**WHAT THE TASK ASKS**
Word for word, quote all of the material, omitting the pictures.

**DATA PROVIDED**
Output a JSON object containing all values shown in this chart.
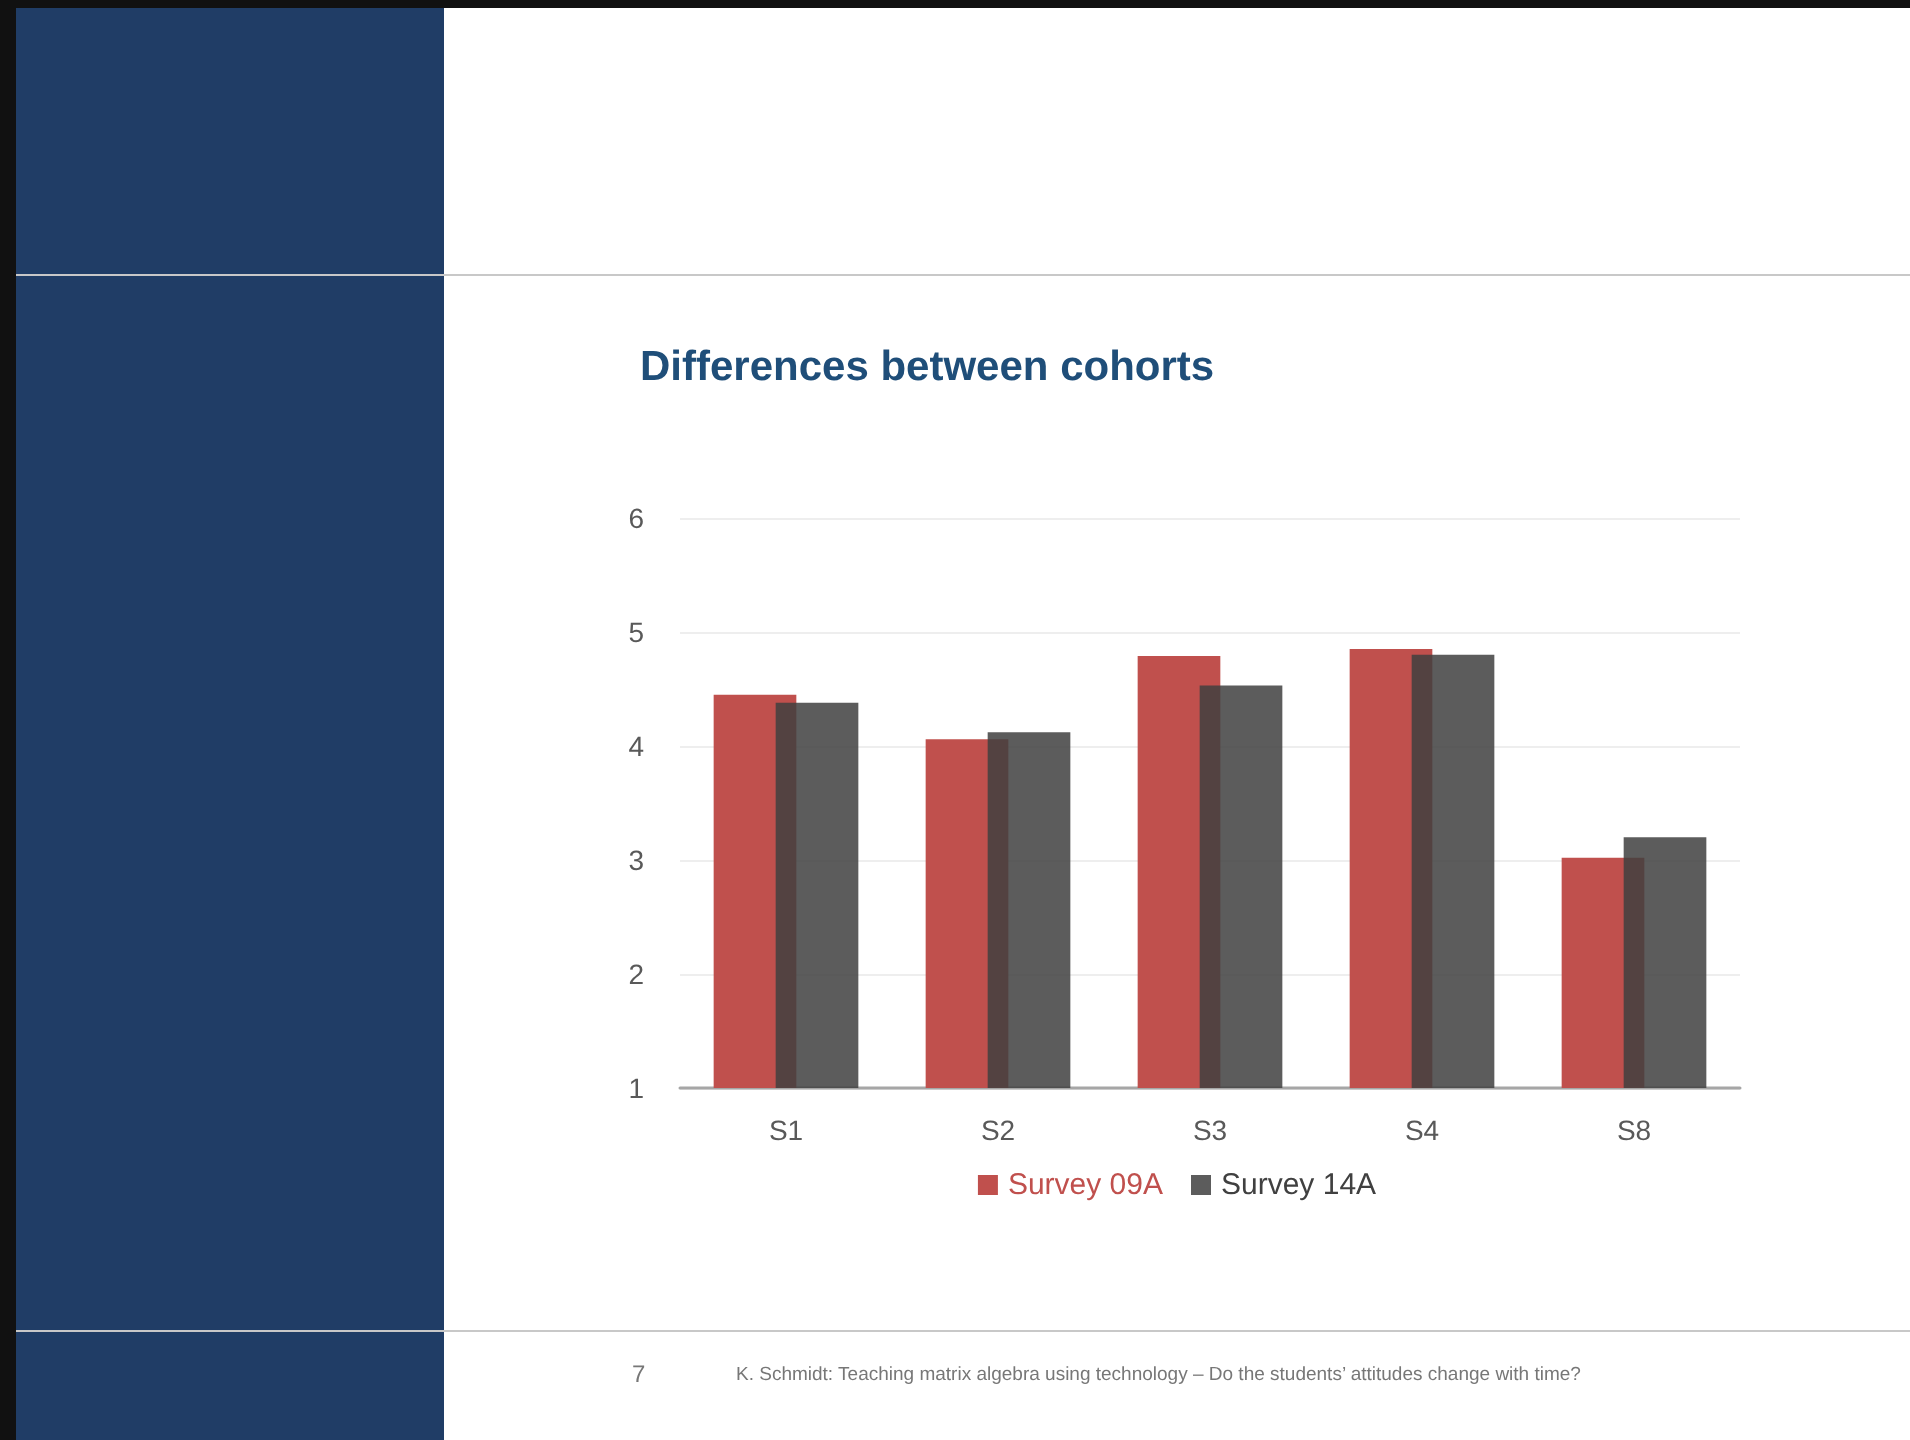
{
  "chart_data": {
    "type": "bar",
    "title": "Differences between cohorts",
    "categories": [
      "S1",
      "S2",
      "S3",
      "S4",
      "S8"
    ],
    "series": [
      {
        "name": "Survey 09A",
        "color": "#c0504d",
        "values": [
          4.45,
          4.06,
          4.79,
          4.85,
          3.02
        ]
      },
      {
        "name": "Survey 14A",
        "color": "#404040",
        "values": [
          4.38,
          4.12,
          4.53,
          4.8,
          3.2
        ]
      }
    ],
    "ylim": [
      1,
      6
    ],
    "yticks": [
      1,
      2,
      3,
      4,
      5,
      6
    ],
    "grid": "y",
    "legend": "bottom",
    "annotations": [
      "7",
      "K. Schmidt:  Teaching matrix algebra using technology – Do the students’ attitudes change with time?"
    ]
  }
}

**WRITTEN SOLUTION**
Output a JSON object containing all values shown in this chart.
{
  "chart_data": {
    "type": "bar",
    "title": "Differences between cohorts",
    "categories": [
      "S1",
      "S2",
      "S3",
      "S4",
      "S8"
    ],
    "series": [
      {
        "name": "Survey 09A",
        "color": "#c0504d",
        "values": [
          4.45,
          4.06,
          4.79,
          4.85,
          3.02
        ]
      },
      {
        "name": "Survey 14A",
        "color": "#404040",
        "values": [
          4.38,
          4.12,
          4.53,
          4.8,
          3.2
        ]
      }
    ],
    "ylim": [
      1,
      6
    ],
    "yticks": [
      1,
      2,
      3,
      4,
      5,
      6
    ],
    "grid": "y",
    "legend": "bottom",
    "annotations": [
      "7",
      "K. Schmidt:  Teaching matrix algebra using technology – Do the students’ attitudes change with time?"
    ]
  }
}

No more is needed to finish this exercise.